EXERCISE OBJECTIVE
Repeat, exactly and only, the lines from the one containing "What's the underlying" to the last line, inclusive; do not repeat the pictures.

━━━━━ MATERIALS PROVIDED ━━━━━

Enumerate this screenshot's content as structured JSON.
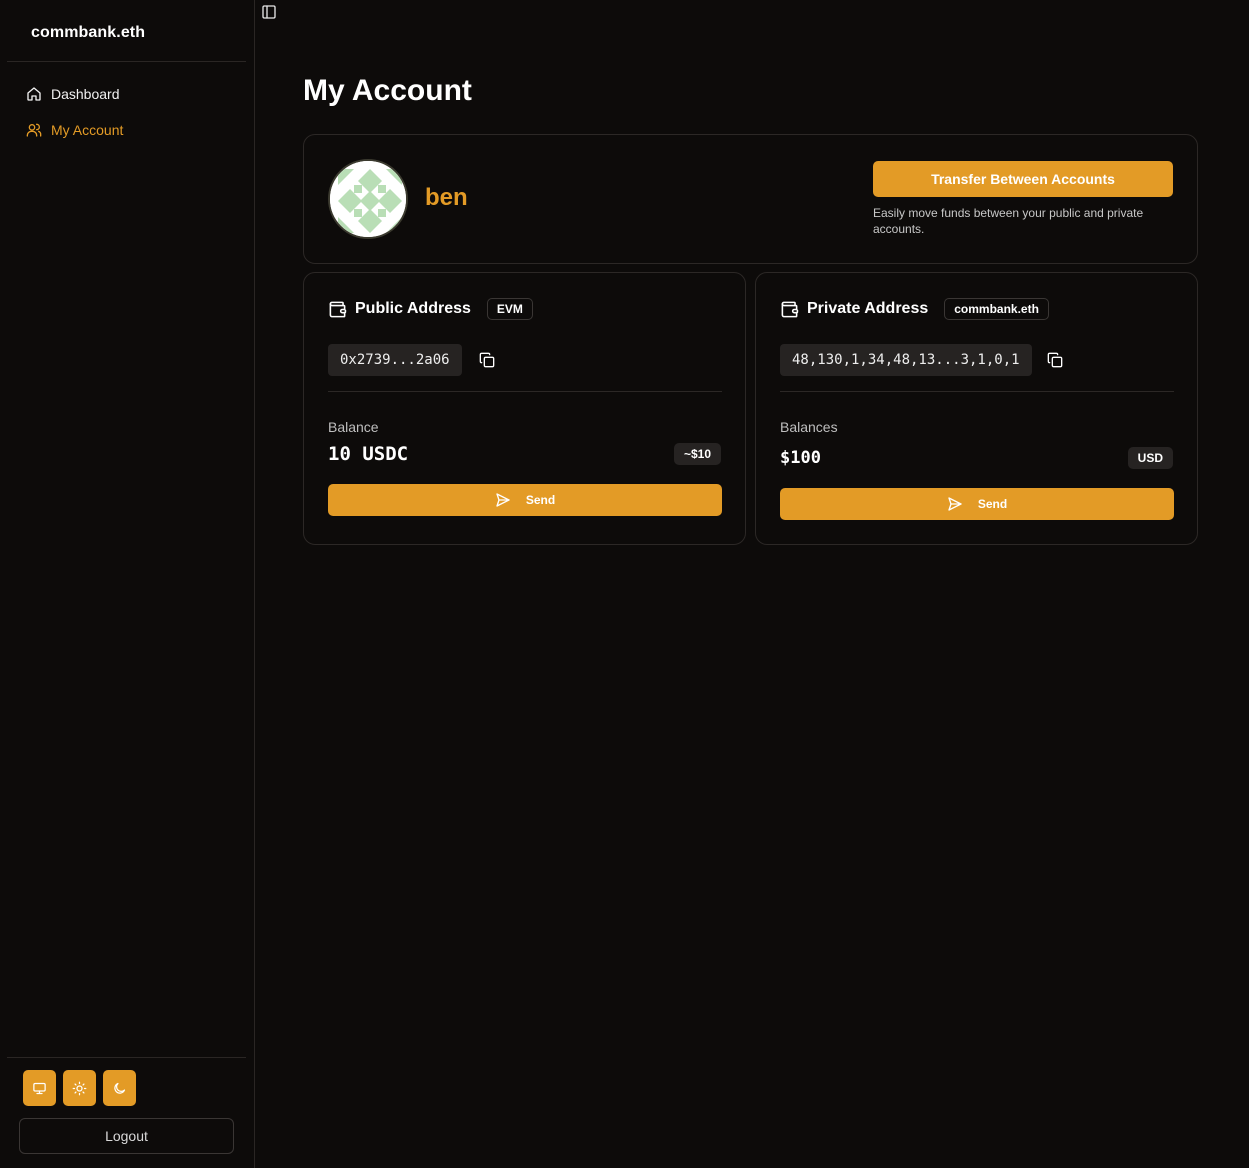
{
  "app": {
    "brand": "commbank.eth"
  },
  "sidebar": {
    "items": [
      {
        "label": "Dashboard",
        "icon": "home-icon"
      },
      {
        "label": "My Account",
        "icon": "users-icon"
      }
    ],
    "theme_buttons": [
      "monitor-icon",
      "sun-icon",
      "moon-icon"
    ],
    "logout_label": "Logout"
  },
  "page": {
    "title": "My Account"
  },
  "profile": {
    "username": "ben",
    "transfer_label": "Transfer Between Accounts",
    "transfer_desc": "Easily move funds between your public and private accounts."
  },
  "public_address": {
    "title": "Public Address",
    "tag": "EVM",
    "address": "0x2739...2a06",
    "balance_label": "Balance",
    "balance_value": "10 USDC",
    "balance_badge": "~$10",
    "send_label": "Send"
  },
  "private_address": {
    "title": "Private Address",
    "tag": "commbank.eth",
    "address": "48,130,1,34,48,13...3,1,0,1",
    "balance_label": "Balances",
    "balance_value": "$100",
    "balance_badge": "USD",
    "send_label": "Send"
  },
  "colors": {
    "accent": "#e39b26",
    "background": "#0d0b0a",
    "border": "#2c2826",
    "avatar_pattern": "#b9deb6"
  }
}
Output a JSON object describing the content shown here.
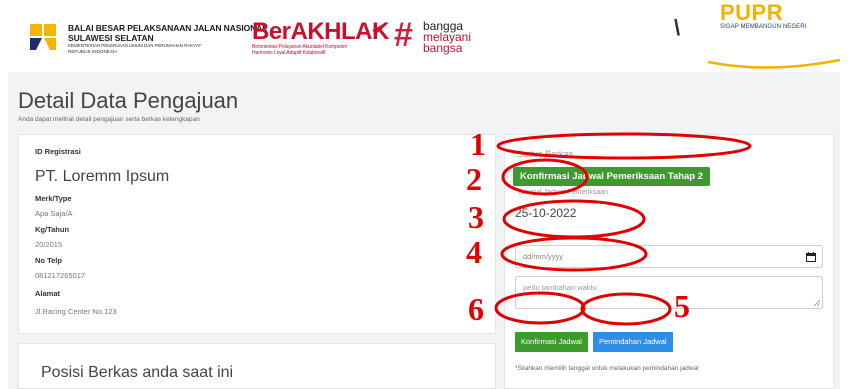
{
  "header": {
    "bbp_line1": "BALAI BESAR PELAKSANAAN JALAN NASIONAL",
    "bbp_line2": "SULAWESI SELATAN",
    "bbp_line3": "KEMENTERIAN PEKERJAAN UMUM DAN PERUMAHAN RAKYAT",
    "bbp_line4": "REPUBLIK INDONESIA",
    "berakhlak_word": "BerAKHLAK",
    "berakhlak_sub1": "Berorientasi Pelayanan Akuntabel Kompeten",
    "berakhlak_sub2": "Harmonis Loyal Adaptif Kolaboratif",
    "bangga_hash": "#",
    "bangga_lines": [
      "bangga",
      "melayani",
      "bangsa"
    ],
    "paren": "\\",
    "pupr_word": "PUPR",
    "pupr_sub": "SIGAP MEMBANGUN NEGERI"
  },
  "page": {
    "title": "Detail Data Pengajuan",
    "subtitle": "Anda dapat melihat detail pengajuan serta berkas kelengkapan"
  },
  "detail": {
    "id_label": "ID Registrasi",
    "company": "PT. Loremm Ipsum",
    "merk_label": "Merk/Type",
    "merk_value": "Apa Saja/A",
    "kg_label": "Kg/Tahun",
    "kg_value": "20/2015",
    "telp_label": "No Telp",
    "telp_value": "081217265017",
    "alamat_label": "Alamat",
    "alamat_value": "Jl.Racing Center No.123"
  },
  "position": {
    "title": "Posisi Berkas anda saat ini"
  },
  "status": {
    "label": "Status Berkas",
    "badge": "Konfirmasi Jadwal Pemeriksaan Tahap 2",
    "date_label": "Tanggal Jadwal Pemeriksaan",
    "date_value": "25-10-2022",
    "date_placeholder": "dd/mm/yyyy",
    "textarea_placeholder": "perlu tambahan waktu",
    "btn_confirm": "Konfirmasi Jadwal",
    "btn_move": "Pemindahan Jadwal",
    "note": "*Silahkan memilih tanggal untuk melakukan pemindahan jadwal"
  },
  "annotations": {
    "numbers": [
      "1",
      "2",
      "3",
      "4",
      "5",
      "6"
    ],
    "color": "#e10000"
  },
  "colors": {
    "accent_green": "#3d9b2d",
    "accent_blue": "#2f8fe6",
    "brand_red": "#c8102e",
    "pupr_yellow": "#f0b400"
  }
}
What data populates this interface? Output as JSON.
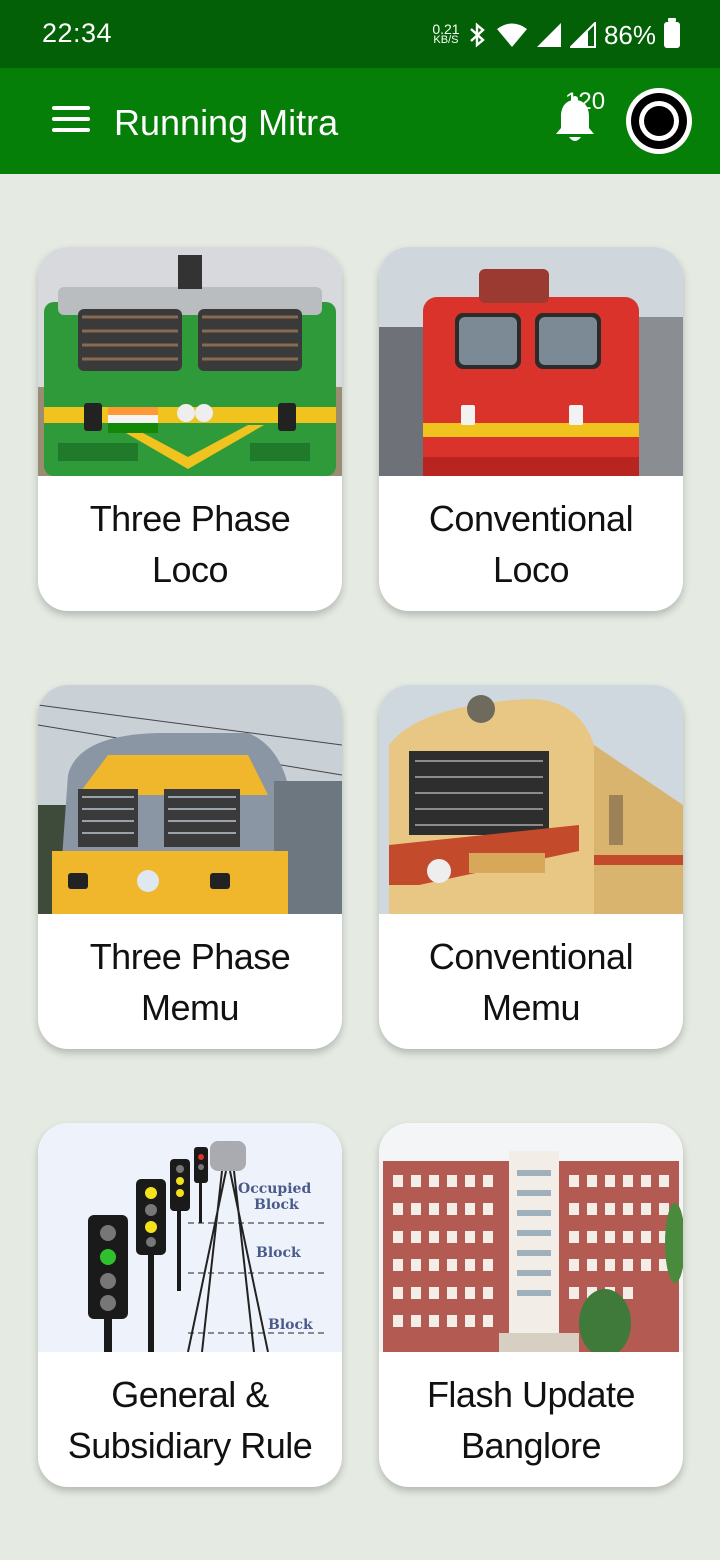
{
  "status_bar": {
    "time": "22:34",
    "net_speed_value": "0.21",
    "net_speed_unit": "KB/S",
    "battery": "86%",
    "icons": [
      "bluetooth-icon",
      "wifi-icon",
      "signal-icon",
      "signal-icon",
      "battery-icon"
    ]
  },
  "app_bar": {
    "title": "Running Mitra",
    "notification_count": "120",
    "colors": {
      "status_bar": "#036006",
      "app_bar": "#067f08",
      "background": "#e5ebe3"
    }
  },
  "cards": [
    {
      "line1": "Three Phase",
      "line2": "Loco",
      "image": "green-wag9-locomotive"
    },
    {
      "line1": "Conventional",
      "line2": "Loco",
      "image": "red-wap4-locomotive"
    },
    {
      "line1": "Three Phase",
      "line2": "Memu",
      "image": "three-phase-memu-train"
    },
    {
      "line1": "Conventional",
      "line2": "Memu",
      "image": "conventional-memu-train"
    },
    {
      "line1": "General &",
      "line2": "Subsidiary Rule",
      "image": "railway-signals-diagram",
      "image_text": [
        "Occupied",
        "Block",
        "Block",
        "Block"
      ]
    },
    {
      "line1": "Flash Update",
      "line2": "Banglore",
      "image": "railway-office-building"
    }
  ]
}
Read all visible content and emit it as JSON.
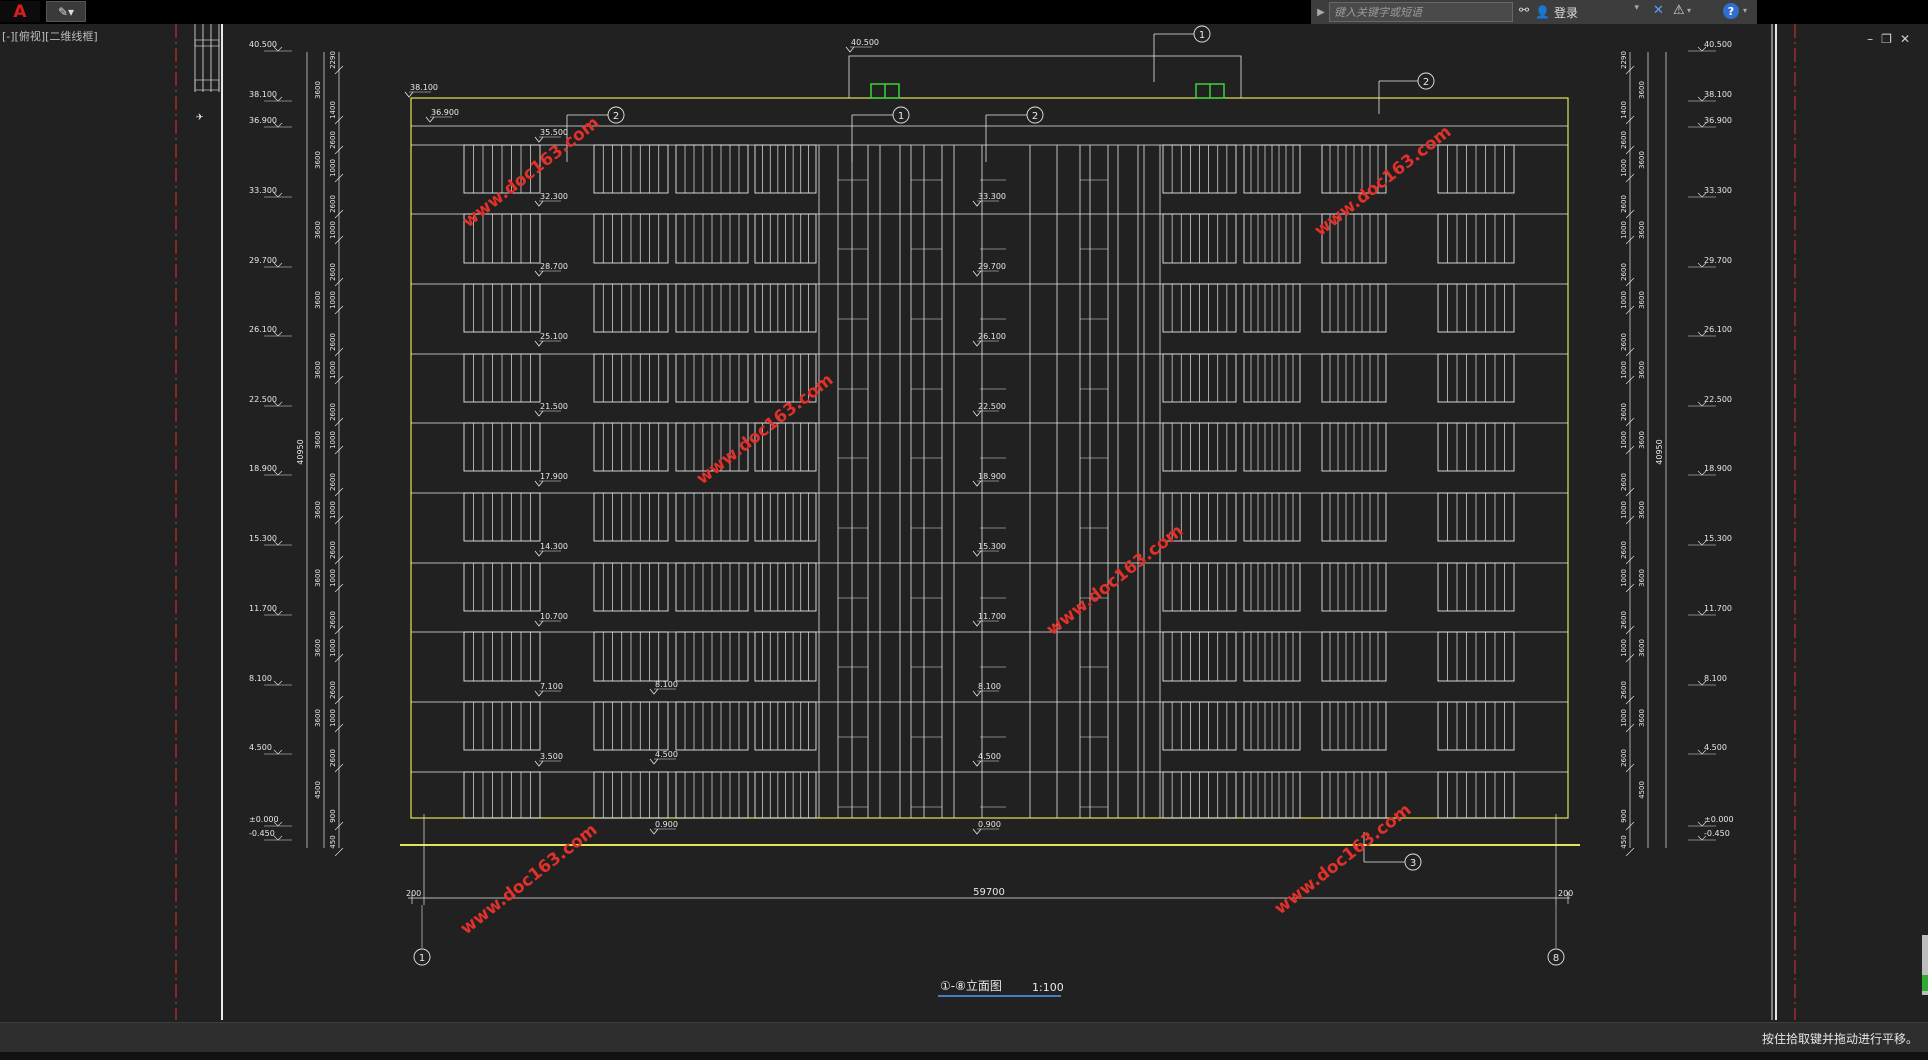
{
  "toolbar": {
    "app_logo": "A",
    "search_placeholder": "键入关键字或短语",
    "login_label": "登录"
  },
  "viewport": {
    "label": "[-][俯视][二维线框]"
  },
  "status": {
    "message": "按住拾取键并拖动进行平移。"
  },
  "drawing": {
    "title": "①-⑧立面图",
    "scale": "1:100",
    "total_width": "59700",
    "end_dim_left": "200",
    "end_dim_right": "200",
    "axis_left": "1",
    "axis_right": "8",
    "roof_top_level": "40.500",
    "parapet_level": "38.100",
    "roof_level": "36.900",
    "top_floor_left_label": "35.500",
    "callouts": [
      "1",
      "2",
      "3"
    ],
    "floor_levels_left": [
      "32.300",
      "28.700",
      "25.100",
      "21.500",
      "17.900",
      "14.300",
      "10.700",
      "7.100",
      "3.500"
    ],
    "floor_levels_center": [
      "33.300",
      "29.700",
      "26.100",
      "22.500",
      "18.900",
      "15.300",
      "11.700",
      "8.100",
      "4.500"
    ],
    "floor_levels_sub": [
      "8.100",
      "4.500",
      "0.900"
    ],
    "center_ground_level": "0.900",
    "left_scale_levels": [
      "40.500",
      "38.100",
      "36.900",
      "33.300",
      "29.700",
      "26.100",
      "22.500",
      "18.900",
      "15.300",
      "11.700",
      "8.100",
      "4.500",
      "±0.000",
      "-0.450"
    ],
    "right_scale_levels": [
      "40.500",
      "38.100",
      "36.900",
      "33.300",
      "29.700",
      "26.100",
      "22.500",
      "18.900",
      "15.300",
      "11.700",
      "8.100",
      "4.500",
      "±0.000",
      "-0.450"
    ],
    "dim_inner": [
      "2290",
      "1400",
      "2600",
      "1000",
      "2600",
      "1000",
      "2600",
      "1000",
      "2600",
      "1000",
      "2600",
      "1000",
      "2600",
      "1000",
      "2600",
      "1000",
      "2600",
      "1000",
      "2600",
      "1000",
      "2600",
      "900",
      "450"
    ],
    "dim_mid": [
      "3600",
      "3600",
      "3600",
      "3600",
      "3600",
      "3600",
      "3600",
      "3600",
      "3600",
      "3600",
      "4500"
    ],
    "overall_height": "40950",
    "watermark": "www.doc163.com"
  }
}
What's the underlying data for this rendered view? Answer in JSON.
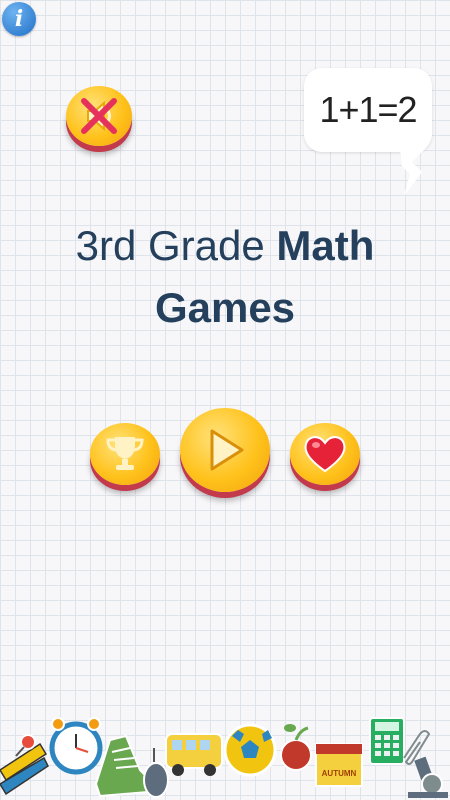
{
  "info_button": {
    "glyph": "i",
    "icon": "info-icon"
  },
  "sound_button": {
    "icon": "sound-off-icon",
    "state": "muted"
  },
  "speech_bubble": {
    "text": "1+1=2"
  },
  "title": {
    "line1_regular": "3rd Grade ",
    "line1_bold": "Math",
    "line2": "Games"
  },
  "menu": {
    "leaderboard": {
      "icon": "trophy-icon"
    },
    "play": {
      "icon": "play-icon"
    },
    "rate": {
      "icon": "heart-icon"
    }
  },
  "decor_text": {
    "autumn": "AUTUMN"
  },
  "colors": {
    "button_yellow": "#ffc21c",
    "button_rim": "#c23a4c",
    "title": "#24405c",
    "info_blue": "#1e6fc8"
  }
}
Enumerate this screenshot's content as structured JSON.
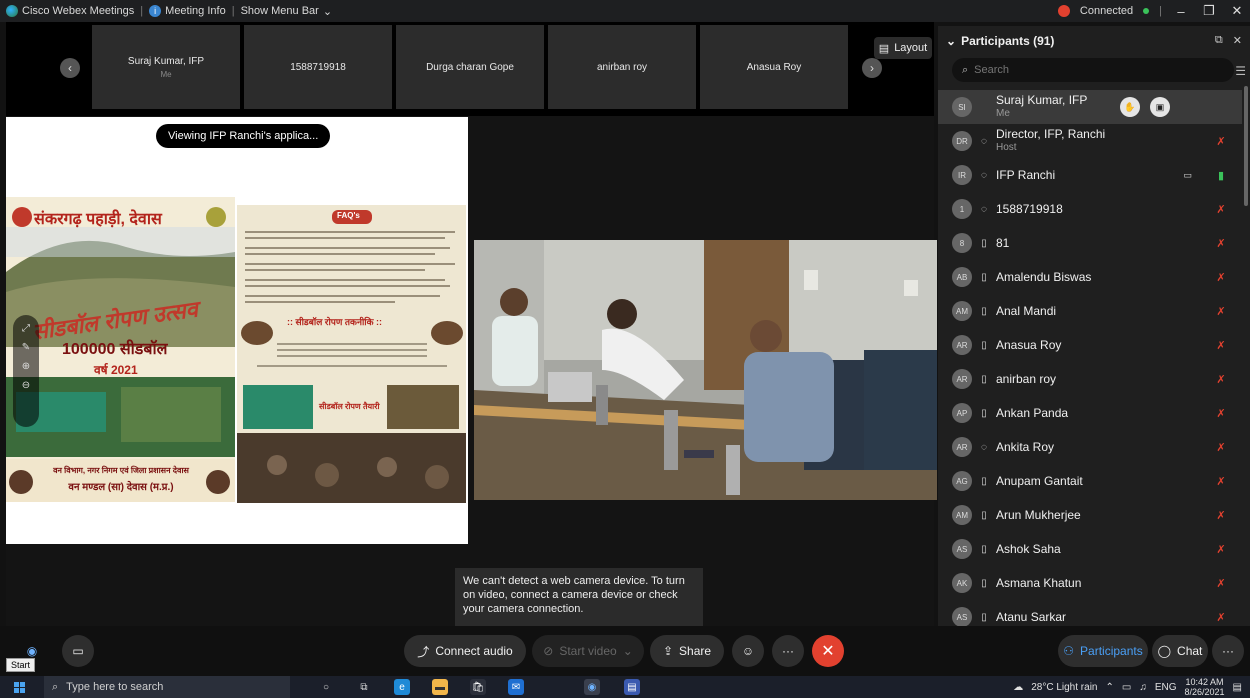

━━━━━

CORRECT OUTPUT
What's the underlying data for this rendered view? Answer in JSON.
{
  "info_button": {
    "glyph": "i",
    "icon": "info-icon"
  },
  "sound_button": {
    "icon": "sound-off-icon",
    "state": "muted"
  },
  "speech_bubble": {
    "text": "1+1=2"
  },
  "title": {
    "line1_regular": "3rd Grade ",
    "line1_bold": "Math",
    "line2": "Games"
  },
  "menu": {
    "leaderboard": {
      "icon": "trophy-icon"
    },
    "play": {
      "icon": "play-icon"
    },
    "rate": {
      "icon": "heart-icon"
    }
  },
  "decor_text": {
    "autumn": "AUTUMN"
  },
  "colors": {
    "button_yellow": "#ffc21c",
    "button_rim": "#c23a4c",
    "title": "#24405c",
    "info_blue": "#1e6fc8"
  }
}
Enumerate this screenshot's content as structured JSON.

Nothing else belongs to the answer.